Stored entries
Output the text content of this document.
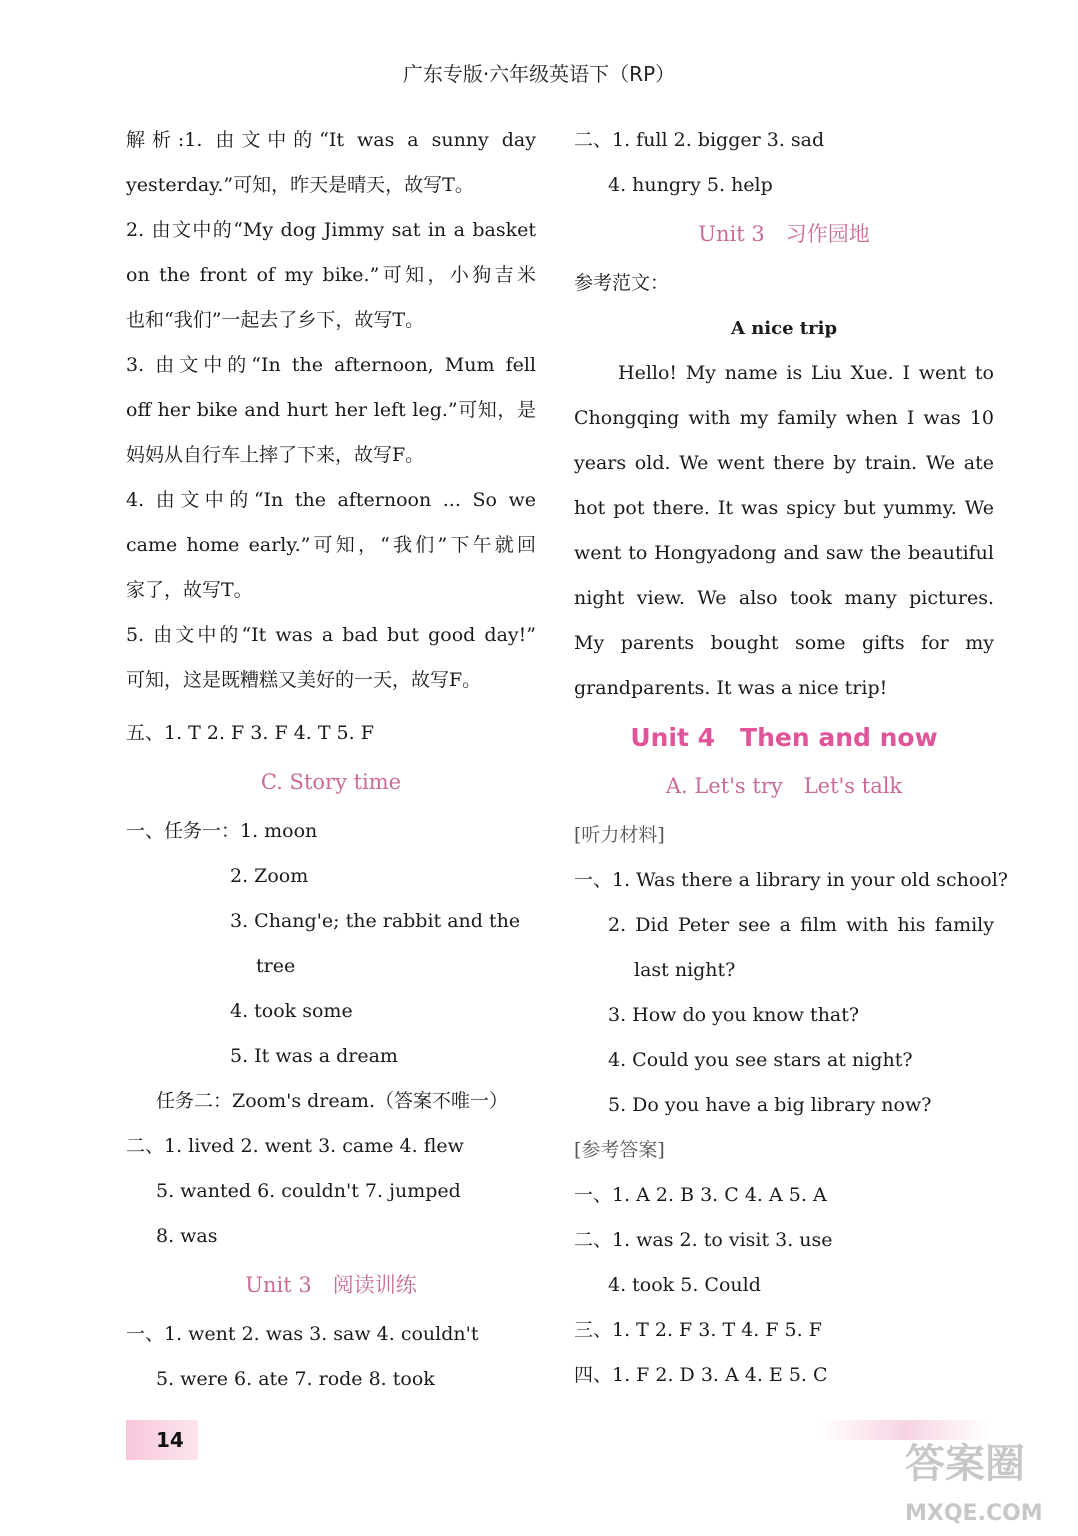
广东专版·六年级英语下（RP）
解析:1. 由文中的“It was a sunny day
yesterday.”可知，昨天是晴天，故写T。
2. 由文中的“My dog Jimmy sat in a basket
on the front of my bike.”可知，小狗吉米
也和“我们”一起去了乡下，故写T。
3. 由文中的“In the afternoon, Mum fell
off her bike and hurt her left leg.”可知，是
妈妈从自行车上摔了下来，故写F。
4. 由文中的“In the afternoon ... So we
came home early.”可知，“我们”下午就回
家了，故写T。
5. 由文中的“It was a bad but good day!”
可知，这是既糟糕又美好的一天，故写F。
五、1. T 2. F 3. F 4. T 5. F
C. Story time
一、任务一：1. moon
2. Zoom
3. Chang'e; the rabbit and the
tree
4. took some
5. It was a dream
任务二：Zoom's dream.（答案不唯一）
二、1. lived 2. went 3. came 4. flew
5. wanted 6. couldn't 7. jumped
8. was
Unit 3　阅读训练
一、1. went 2. was 3. saw 4. couldn't
5. were 6. ate 7. rode 8. took
二、1. full 2. bigger 3. sad
4. hungry 5. help
Unit 3　习作园地
参考范文：
A nice trip
Hello! My name is Liu Xue. I went to
Chongqing with my family when I was 10
years old. We went there by train. We ate
hot pot there. It was spicy but yummy. We
went to Hongyadong and saw the beautiful
night view. We also took many pictures.
My parents bought some gifts for my
grandparents. It was a nice trip!
Unit 4　Then and now
A. Let's try　Let's talk
[听力材料]
一、1. Was there a library in your old school?
2. Did Peter see a film with his family
last night?
3. How do you know that?
4. Could you see stars at night?
5. Do you have a big library now?
[参考答案]
一、1. A 2. B 3. C 4. A 5. A
二、1. was 2. to visit 3. use
4. took 5. Could
三、1. T 2. F 3. T 4. F 5. F
四、1. F 2. D 3. A 4. E 5. C
14
答案圈
MXQE.COM
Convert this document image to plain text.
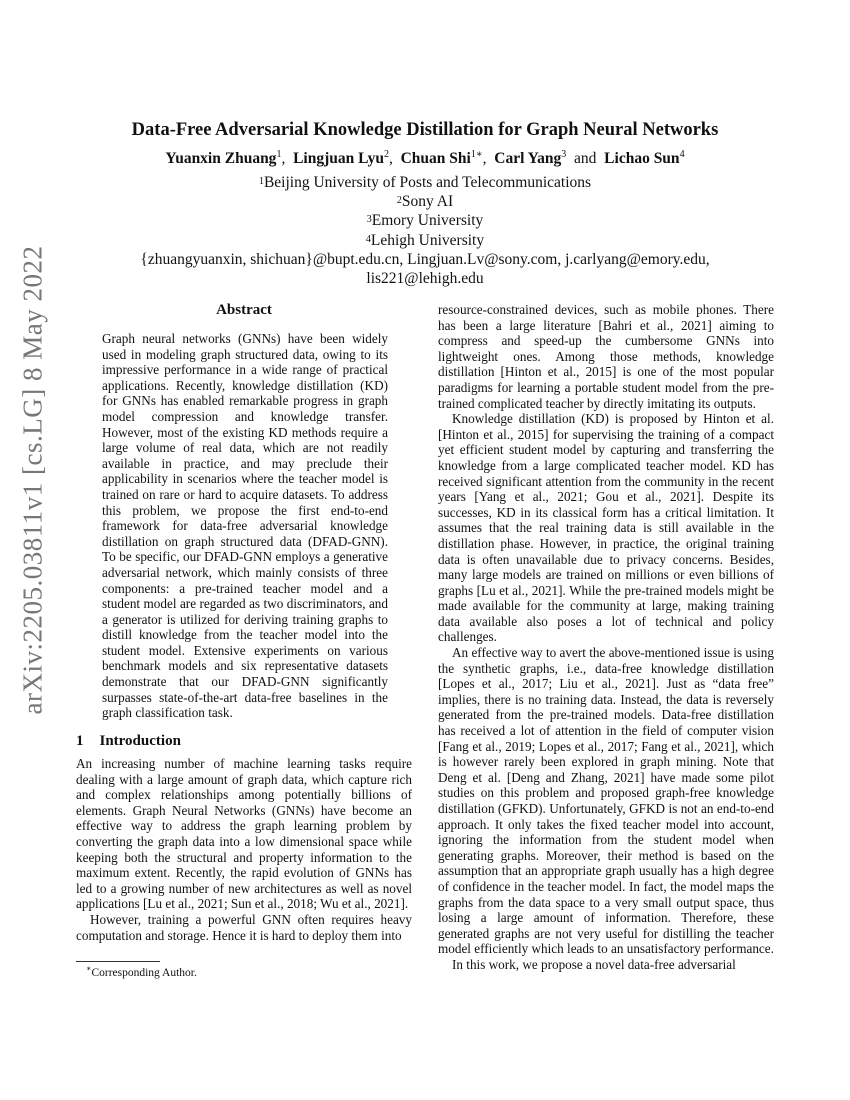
arXiv:2205.03811v1 [cs.LG] 8 May 2022
Data-Free Adversarial Knowledge Distillation for Graph Neural Networks
Yuanxin Zhuang$^1$, Lingjuan Lyu$^2$, Chuan Shi$^{1∗}$, Carl Yang$^3$ and Lichao Sun$^4$
$^1$Beijing University of Posts and Telecommunications
$^2$Sony AI
$^3$Emory University
$^4$Lehigh University
{zhuangyuanxin, shichuan}@bupt.edu.cn, Lingjuan.Lv@sony.com, j.carlyang@emory.edu,
lis221@lehigh.edu
Abstract
Graph neural networks (GNNs) have been widely used in modeling graph structured data, owing to its impressive performance in a wide range of practical applications. Recently, knowledge distillation (KD) for GNNs has enabled remarkable progress in graph model compression and knowledge transfer. However, most of the existing KD methods require a large volume of real data, which are not readily available in practice, and may preclude their applicability in scenarios where the teacher model is trained on rare or hard to acquire datasets. To address this problem, we propose the first end-to-end framework for data-free adversarial knowledge distillation on graph structured data (DFAD-GNN). To be specific, our DFAD-GNN employs a generative adversarial network, which mainly consists of three components: a pre-trained teacher model and a student model are regarded as two discriminators, and a generator is utilized for deriving training graphs to distill knowledge from the teacher model into the student model. Extensive experiments on various benchmark models and six representative datasets demonstrate that our DFAD-GNN significantly surpasses state-of-the-art data-free baselines in the graph classification task.
1 Introduction

An increasing number of machine learning tasks require dealing with a large amount of graph data, which capture rich and complex relationships among potentially billions of elements. Graph Neural Networks (GNNs) have become an effective way to address the graph learning problem by converting the graph data into a low dimensional space while keeping both the structural and property information to the maximum extent. Recently, the rapid evolution of GNNs has led to a growing number of new architectures as well as novel applications [Lu et al., 2021; Sun et al., 2018; Wu et al., 2021].

However, training a powerful GNN often requires heavy computation and storage. Hence it is hard to deploy them into

∗Corresponding Author.

resource-constrained devices, such as mobile phones. There has been a large literature [Bahri et al., 2021] aiming to compress and speed-up the cumbersome GNNs into lightweight ones. Among those methods, knowledge distillation [Hinton et al., 2015] is one of the most popular paradigms for learning a portable student model from the pre-trained complicated teacher by directly imitating its outputs.

Knowledge distillation (KD) is proposed by Hinton et al. [Hinton et al., 2015] for supervising the training of a compact yet efficient student model by capturing and transferring the knowledge from a large complicated teacher model. KD has received significant attention from the community in the recent years [Yang et al., 2021; Gou et al., 2021]. Despite its successes, KD in its classical form has a critical limitation. It assumes that the real training data is still available in the distillation phase. However, in practice, the original training data is often unavailable due to privacy concerns. Besides, many large models are trained on millions or even billions of graphs [Lu et al., 2021]. While the pre-trained models might be made available for the community at large, making training data available also poses a lot of technical and policy challenges.

An effective way to avert the above-mentioned issue is using the synthetic graphs, i.e., data-free knowledge distillation [Lopes et al., 2017; Liu et al., 2021]. Just as “data free” implies, there is no training data. Instead, the data is reversely generated from the pre-trained models. Data-free distillation has received a lot of attention in the field of computer vision [Fang et al., 2019; Lopes et al., 2017; Fang et al., 2021], which is however rarely been explored in graph mining. Note that Deng et al. [Deng and Zhang, 2021] have made some pilot studies on this problem and proposed graph-free knowledge distillation (GFKD). Unfortunately, GFKD is not an end-to-end approach. It only takes the fixed teacher model into account, ignoring the information from the student model when generating graphs. Moreover, their method is based on the assumption that an appropriate graph usually has a high degree of confidence in the teacher model. In fact, the model maps the graphs from the data space to a very small output space, thus losing a large amount of information. Therefore, these generated graphs are not very useful for distilling the teacher model efficiently which leads to an unsatisfactory performance.

In this work, we propose a novel data-free adversarial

What is expected
Output an exact copy of the material, with the pictures removed.

Task answer
Output the text content of this document.
广东专版·六年级英语下（RP）
解析:1. 由文中的“It was a sunny day
yesterday.”可知，昨天是晴天，故写T。
2. 由文中的“My dog Jimmy sat in a basket
on the front of my bike.”可知，小狗吉米
也和“我们”一起去了乡下，故写T。
3. 由文中的“In the afternoon, Mum fell
off her bike and hurt her left leg.”可知，是
妈妈从自行车上摔了下来，故写F。
4. 由文中的“In the afternoon ... So we
came home early.”可知，“我们”下午就回
家了，故写T。
5. 由文中的“It was a bad but good day!”
可知，这是既糟糕又美好的一天，故写F。
五、1. T 2. F 3. F 4. T 5. F
C. Story time
一、任务一：1. moon
2. Zoom
3. Chang'e; the rabbit and the
tree
4. took some
5. It was a dream
任务二：Zoom's dream.（答案不唯一）
二、1. lived 2. went 3. came 4. flew
5. wanted 6. couldn't 7. jumped
8. was
Unit 3　阅读训练
一、1. went 2. was 3. saw 4. couldn't
5. were 6. ate 7. rode 8. took
二、1. full 2. bigger 3. sad
4. hungry 5. help
Unit 3　习作园地
参考范文：
A nice trip
Hello! My name is Liu Xue. I went to
Chongqing with my family when I was 10
years old. We went there by train. We ate
hot pot there. It was spicy but yummy. We
went to Hongyadong and saw the beautiful
night view. We also took many pictures.
My parents bought some gifts for my
grandparents. It was a nice trip!
Unit 4　Then and now
A. Let's try　Let's talk
[听力材料]
一、1. Was there a library in your old school?
2. Did Peter see a film with his family
last night?
3. How do you know that?
4. Could you see stars at night?
5. Do you have a big library now?
[参考答案]
一、1. A 2. B 3. C 4. A 5. A
二、1. was 2. to visit 3. use
4. took 5. Could
三、1. T 2. F 3. T 4. F 5. F
四、1. F 2. D 3. A 4. E 5. C
14
答案圈
MXQE.COM
Convert this document image to plain text.
arXiv:2205.03811v1 [cs.LG] 8 May 2022
Data-Free Adversarial Knowledge Distillation for Graph Neural Networks
Yuanxin Zhuang$^1$, Lingjuan Lyu$^2$, Chuan Shi$^{1∗}$, Carl Yang$^3$ and Lichao Sun$^4$
$^1$Beijing University of Posts and Telecommunications
$^2$Sony AI
$^3$Emory University
$^4$Lehigh University
{zhuangyuanxin, shichuan}@bupt.edu.cn, Lingjuan.Lv@sony.com, j.carlyang@emory.edu,
lis221@lehigh.edu
Abstract
Graph neural networks (GNNs) have been widely used in modeling graph structured data, owing to its impressive performance in a wide range of practical applications. Recently, knowledge distillation (KD) for GNNs has enabled remarkable progress in graph model compression and knowledge transfer. However, most of the existing KD methods require a large volume of real data, which are not readily available in practice, and may preclude their applicability in scenarios where the teacher model is trained on rare or hard to acquire datasets. To address this problem, we propose the first end-to-end framework for data-free adversarial knowledge distillation on graph structured data (DFAD-GNN). To be specific, our DFAD-GNN employs a generative adversarial network, which mainly consists of three components: a pre-trained teacher model and a student model are regarded as two discriminators, and a generator is utilized for deriving training graphs to distill knowledge from the teacher model into the student model. Extensive experiments on various benchmark models and six representative datasets demonstrate that our DFAD-GNN significantly surpasses state-of-the-art data-free baselines in the graph classification task.
1 Introduction

An increasing number of machine learning tasks require dealing with a large amount of graph data, which capture rich and complex relationships among potentially billions of elements. Graph Neural Networks (GNNs) have become an effective way to address the graph learning problem by converting the graph data into a low dimensional space while keeping both the structural and property information to the maximum extent. Recently, the rapid evolution of GNNs has led to a growing number of new architectures as well as novel applications [Lu et al., 2021; Sun et al., 2018; Wu et al., 2021].

However, training a powerful GNN often requires heavy computation and storage. Hence it is hard to deploy them into

∗Corresponding Author.

resource-constrained devices, such as mobile phones. There has been a large literature [Bahri et al., 2021] aiming to compress and speed-up the cumbersome GNNs into lightweight ones. Among those methods, knowledge distillation [Hinton et al., 2015] is one of the most popular paradigms for learning a portable student model from the pre-trained complicated teacher by directly imitating its outputs.

Knowledge distillation (KD) is proposed by Hinton et al. [Hinton et al., 2015] for supervising the training of a compact yet efficient student model by capturing and transferring the knowledge from a large complicated teacher model. KD has received significant attention from the community in the recent years [Yang et al., 2021; Gou et al., 2021]. Despite its successes, KD in its classical form has a critical limitation. It assumes that the real training data is still available in the distillation phase. However, in practice, the original training data is often unavailable due to privacy concerns. Besides, many large models are trained on millions or even billions of graphs [Lu et al., 2021]. While the pre-trained models might be made available for the community at large, making training data available also poses a lot of technical and policy challenges.

An effective way to avert the above-mentioned issue is using the synthetic graphs, i.e., data-free knowledge distillation [Lopes et al., 2017; Liu et al., 2021]. Just as “data free” implies, there is no training data. Instead, the data is reversely generated from the pre-trained models. Data-free distillation has received a lot of attention in the field of computer vision [Fang et al., 2019; Lopes et al., 2017; Fang et al., 2021], which is however rarely been explored in graph mining. Note that Deng et al. [Deng and Zhang, 2021] have made some pilot studies on this problem and proposed graph-free knowledge distillation (GFKD). Unfortunately, GFKD is not an end-to-end approach. It only takes the fixed teacher model into account, ignoring the information from the student model when generating graphs. Moreover, their method is based on the assumption that an appropriate graph usually has a high degree of confidence in the teacher model. In fact, the model maps the graphs from the data space to a very small output space, thus losing a large amount of information. Therefore, these generated graphs are not very useful for distilling the teacher model efficiently which leads to an unsatisfactory performance.

In this work, we propose a novel data-free adversarial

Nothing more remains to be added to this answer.